##### Task inputs #####
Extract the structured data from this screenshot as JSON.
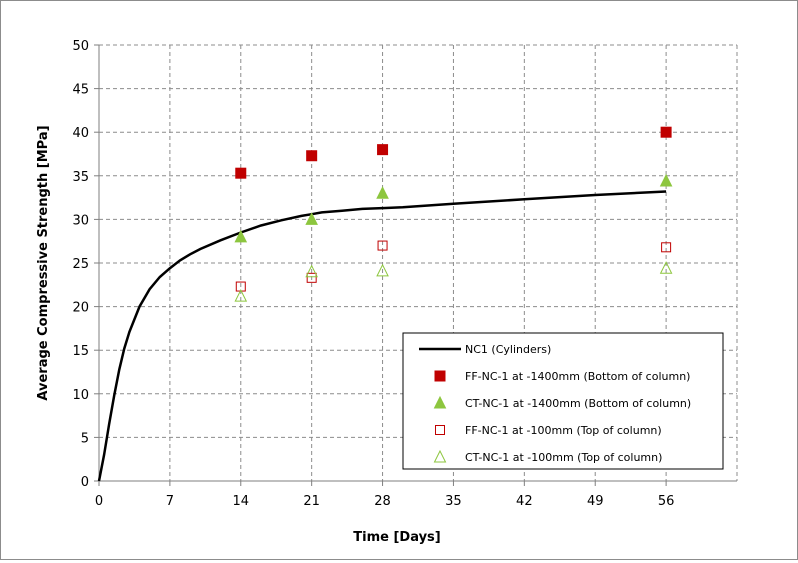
{
  "chart_data": {
    "type": "scatter",
    "xlabel": "Time [Days]",
    "ylabel": "Average Compressive Strength [MPa]",
    "xlim": [
      0,
      63
    ],
    "ylim": [
      0,
      50
    ],
    "xticks": [
      0,
      7,
      14,
      21,
      28,
      35,
      42,
      49,
      56
    ],
    "yticks": [
      0,
      5,
      10,
      15,
      20,
      25,
      30,
      35,
      40,
      45,
      50
    ],
    "grid": true,
    "legend_position": "bottom-right",
    "series": [
      {
        "name": "NC1 (Cylinders)",
        "kind": "line",
        "color": "#000000",
        "x": [
          0,
          0.5,
          1,
          1.5,
          2,
          2.5,
          3,
          4,
          5,
          6,
          7,
          8,
          9,
          10,
          12,
          14,
          16,
          18,
          20,
          21,
          22,
          24,
          26,
          28,
          30,
          35,
          42,
          49,
          56
        ],
        "y": [
          0,
          3,
          6.5,
          9.8,
          12.8,
          15.2,
          17.1,
          20.0,
          22.0,
          23.4,
          24.4,
          25.3,
          26.0,
          26.6,
          27.6,
          28.5,
          29.3,
          29.9,
          30.4,
          30.6,
          30.8,
          31.0,
          31.2,
          31.3,
          31.4,
          31.8,
          32.3,
          32.8,
          33.2
        ]
      },
      {
        "name": "FF-NC-1 at -1400mm (Bottom of column)",
        "kind": "square-filled",
        "color": "#c00000",
        "x": [
          14,
          21,
          28,
          56
        ],
        "y": [
          35.3,
          37.3,
          38.0,
          40.0
        ]
      },
      {
        "name": "CT-NC-1 at -1400mm (Bottom of column)",
        "kind": "triangle-filled",
        "color": "#8dc63f",
        "x": [
          14,
          21,
          28,
          56
        ],
        "y": [
          28.0,
          30.0,
          33.0,
          34.4
        ]
      },
      {
        "name": "FF-NC-1 at -100mm (Top of column)",
        "kind": "square-open",
        "color": "#c00000",
        "x": [
          14,
          21,
          28,
          56
        ],
        "y": [
          22.3,
          23.3,
          27.0,
          26.8
        ]
      },
      {
        "name": "CT-NC-1 at -100mm (Top of column)",
        "kind": "triangle-open",
        "color": "#8dc63f",
        "x": [
          14,
          21,
          28,
          56
        ],
        "y": [
          21.2,
          24.0,
          24.1,
          24.4
        ]
      }
    ]
  }
}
#####
Set problem: Output all of the records exactly as they appear above, but not the pictures.

Exercise response:
Extract the structured data from this screenshot as JSON.
{
  "chart_data": {
    "type": "scatter",
    "xlabel": "Time [Days]",
    "ylabel": "Average Compressive Strength [MPa]",
    "xlim": [
      0,
      63
    ],
    "ylim": [
      0,
      50
    ],
    "xticks": [
      0,
      7,
      14,
      21,
      28,
      35,
      42,
      49,
      56
    ],
    "yticks": [
      0,
      5,
      10,
      15,
      20,
      25,
      30,
      35,
      40,
      45,
      50
    ],
    "grid": true,
    "legend_position": "bottom-right",
    "series": [
      {
        "name": "NC1 (Cylinders)",
        "kind": "line",
        "color": "#000000",
        "x": [
          0,
          0.5,
          1,
          1.5,
          2,
          2.5,
          3,
          4,
          5,
          6,
          7,
          8,
          9,
          10,
          12,
          14,
          16,
          18,
          20,
          21,
          22,
          24,
          26,
          28,
          30,
          35,
          42,
          49,
          56
        ],
        "y": [
          0,
          3,
          6.5,
          9.8,
          12.8,
          15.2,
          17.1,
          20.0,
          22.0,
          23.4,
          24.4,
          25.3,
          26.0,
          26.6,
          27.6,
          28.5,
          29.3,
          29.9,
          30.4,
          30.6,
          30.8,
          31.0,
          31.2,
          31.3,
          31.4,
          31.8,
          32.3,
          32.8,
          33.2
        ]
      },
      {
        "name": "FF-NC-1 at -1400mm (Bottom of column)",
        "kind": "square-filled",
        "color": "#c00000",
        "x": [
          14,
          21,
          28,
          56
        ],
        "y": [
          35.3,
          37.3,
          38.0,
          40.0
        ]
      },
      {
        "name": "CT-NC-1 at -1400mm (Bottom of column)",
        "kind": "triangle-filled",
        "color": "#8dc63f",
        "x": [
          14,
          21,
          28,
          56
        ],
        "y": [
          28.0,
          30.0,
          33.0,
          34.4
        ]
      },
      {
        "name": "FF-NC-1 at -100mm (Top of column)",
        "kind": "square-open",
        "color": "#c00000",
        "x": [
          14,
          21,
          28,
          56
        ],
        "y": [
          22.3,
          23.3,
          27.0,
          26.8
        ]
      },
      {
        "name": "CT-NC-1 at -100mm (Top of column)",
        "kind": "triangle-open",
        "color": "#8dc63f",
        "x": [
          14,
          21,
          28,
          56
        ],
        "y": [
          21.2,
          24.0,
          24.1,
          24.4
        ]
      }
    ]
  }
}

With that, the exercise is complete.